### Records for the exercise

⟨

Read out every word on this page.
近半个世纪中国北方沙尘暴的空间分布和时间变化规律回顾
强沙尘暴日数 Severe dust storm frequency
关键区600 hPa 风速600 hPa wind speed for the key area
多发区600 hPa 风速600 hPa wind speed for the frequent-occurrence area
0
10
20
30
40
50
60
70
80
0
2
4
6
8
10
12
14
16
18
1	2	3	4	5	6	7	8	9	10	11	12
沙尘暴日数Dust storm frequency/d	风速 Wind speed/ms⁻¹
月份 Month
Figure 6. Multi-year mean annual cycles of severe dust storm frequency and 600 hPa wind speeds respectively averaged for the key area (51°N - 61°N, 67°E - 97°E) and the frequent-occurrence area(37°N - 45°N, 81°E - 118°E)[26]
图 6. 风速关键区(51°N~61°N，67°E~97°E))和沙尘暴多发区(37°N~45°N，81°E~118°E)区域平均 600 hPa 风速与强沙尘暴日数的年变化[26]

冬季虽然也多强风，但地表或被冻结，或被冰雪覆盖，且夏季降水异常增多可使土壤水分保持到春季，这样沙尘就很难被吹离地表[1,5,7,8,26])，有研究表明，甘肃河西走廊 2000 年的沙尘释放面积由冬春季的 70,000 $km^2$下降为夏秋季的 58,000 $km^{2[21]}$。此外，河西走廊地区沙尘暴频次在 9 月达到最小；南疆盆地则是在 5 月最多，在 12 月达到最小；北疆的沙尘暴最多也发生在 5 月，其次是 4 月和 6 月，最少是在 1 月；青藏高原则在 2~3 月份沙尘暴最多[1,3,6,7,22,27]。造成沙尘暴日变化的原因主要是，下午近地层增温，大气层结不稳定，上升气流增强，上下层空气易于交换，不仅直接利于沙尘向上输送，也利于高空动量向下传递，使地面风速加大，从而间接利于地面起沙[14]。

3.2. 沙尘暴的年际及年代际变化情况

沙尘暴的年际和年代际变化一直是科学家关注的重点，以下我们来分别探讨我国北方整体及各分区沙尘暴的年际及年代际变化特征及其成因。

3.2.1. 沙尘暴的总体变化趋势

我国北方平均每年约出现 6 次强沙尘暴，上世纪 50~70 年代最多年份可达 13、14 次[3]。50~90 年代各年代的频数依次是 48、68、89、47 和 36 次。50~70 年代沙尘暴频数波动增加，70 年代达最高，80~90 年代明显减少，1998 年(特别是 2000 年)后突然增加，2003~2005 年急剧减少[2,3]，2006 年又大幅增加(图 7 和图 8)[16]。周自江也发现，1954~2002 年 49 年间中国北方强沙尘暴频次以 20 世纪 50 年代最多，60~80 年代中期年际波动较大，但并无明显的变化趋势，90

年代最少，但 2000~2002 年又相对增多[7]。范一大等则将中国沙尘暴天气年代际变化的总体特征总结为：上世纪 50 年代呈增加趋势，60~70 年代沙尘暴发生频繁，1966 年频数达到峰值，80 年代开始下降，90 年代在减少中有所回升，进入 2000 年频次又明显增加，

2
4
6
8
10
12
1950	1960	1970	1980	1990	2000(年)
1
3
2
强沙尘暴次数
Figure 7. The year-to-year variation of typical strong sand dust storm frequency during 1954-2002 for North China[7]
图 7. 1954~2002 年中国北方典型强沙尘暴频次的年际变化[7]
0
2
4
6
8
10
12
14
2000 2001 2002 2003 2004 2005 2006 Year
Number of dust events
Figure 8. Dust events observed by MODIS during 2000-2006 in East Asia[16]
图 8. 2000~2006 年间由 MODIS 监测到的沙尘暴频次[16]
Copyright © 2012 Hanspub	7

⟩

### What to produce
Copy every line above in which the string "MODIS" shows up.

### Final result
Figure 8. Dust events observed by MODIS during 2000-2006 in East Asia[16]
图 8. 2000~2006 年间由 MODIS 监测到的沙尘暴频次[16]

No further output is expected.